--- Exercise data ---

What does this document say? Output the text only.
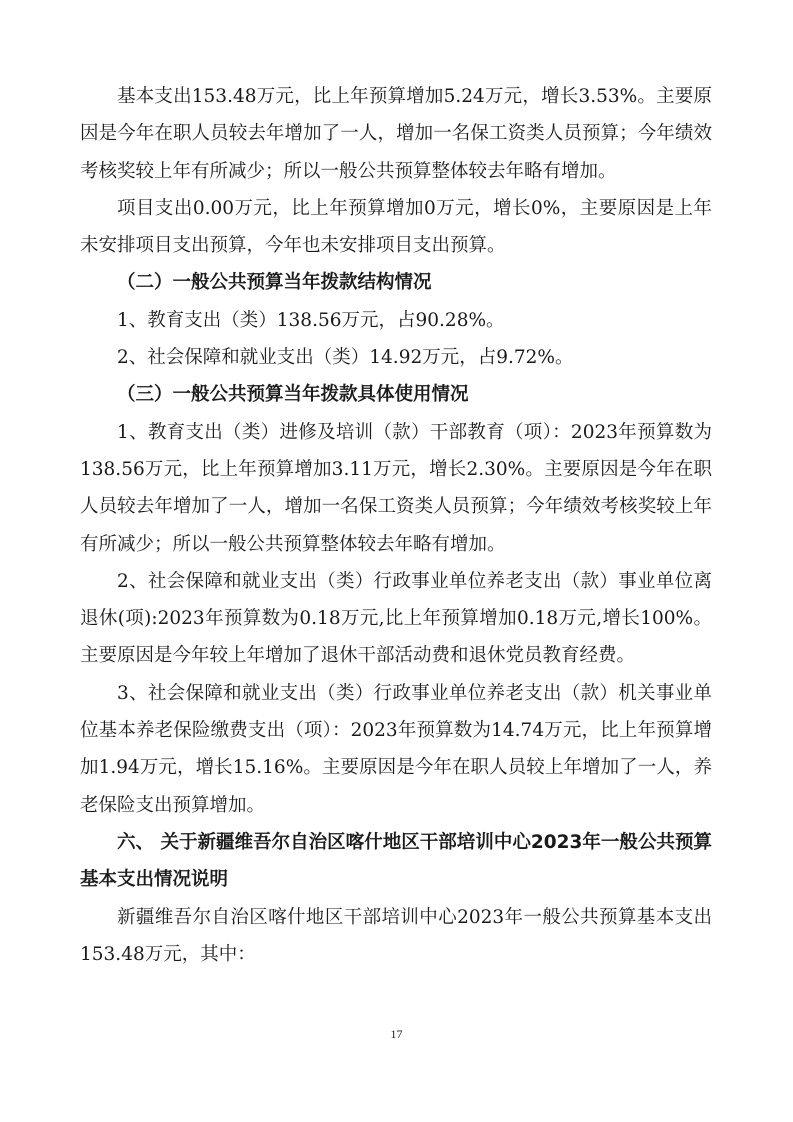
基本支出153.48万元，比上年预算增加5.24万元，增长3.53%。主要原因是今年在职人员较去年增加了一人，增加一名保工资类人员预算；今年绩效考核奖较上年有所减少；所以一般公共预算整体较去年略有增加。

项目支出0.00万元，比上年预算增加0万元，增长0%，主要原因是上年未安排项目支出预算，今年也未安排项目支出预算。

（二）一般公共预算当年拨款结构情况

1、教育支出（类）138.56万元，占90.28%。

2、社会保障和就业支出（类）14.92万元，占9.72%。

（三）一般公共预算当年拨款具体使用情况

1、教育支出（类）进修及培训（款）干部教育（项）：2023年预算数为138.56万元，比上年预算增加3.11万元，增长2.30%。主要原因是今年在职人员较去年增加了一人，增加一名保工资类人员预算；今年绩效考核奖较上年有所减少；所以一般公共预算整体较去年略有增加。

2、社会保障和就业支出（类）行政事业单位养老支出（款）事业单位离退休(项):2023年预算数为0.18万元,比上年预算增加0.18万元,增长100%。主要原因是今年较上年增加了退休干部活动费和退休党员教育经费。

3、社会保障和就业支出（类）行政事业单位养老支出（款）机关事业单位基本养老保险缴费支出（项）：2023年预算数为14.74万元，比上年预算增加1.94万元，增长15.16%。主要原因是今年在职人员较上年增加了一人，养老保险支出预算增加。

六、 关于新疆维吾尔自治区喀什地区干部培训中心2023年一般公共预算基本支出情况说明

新疆维吾尔自治区喀什地区干部培训中心2023年一般公共预算基本支出153.48万元，其中：

17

---

Aim
Look through the data and show every line containing "今年绩效考核奖较上年有所减少".

Written solution
基本支出153.48万元，比上年预算增加5.24万元，增长3.53%。主要原因是今年在职人员较去年增加了一人，增加一名保工资类人员预算；今年绩效考核奖较上年有所减少；所以一般公共预算整体较去年略有增加。
1、教育支出（类）进修及培训（款）干部教育（项）：2023年预算数为138.56万元，比上年预算增加3.11万元，增长2.30%。主要原因是今年在职人员较去年增加了一人，增加一名保工资类人员预算；今年绩效考核奖较上年有所减少；所以一般公共预算整体较去年略有增加。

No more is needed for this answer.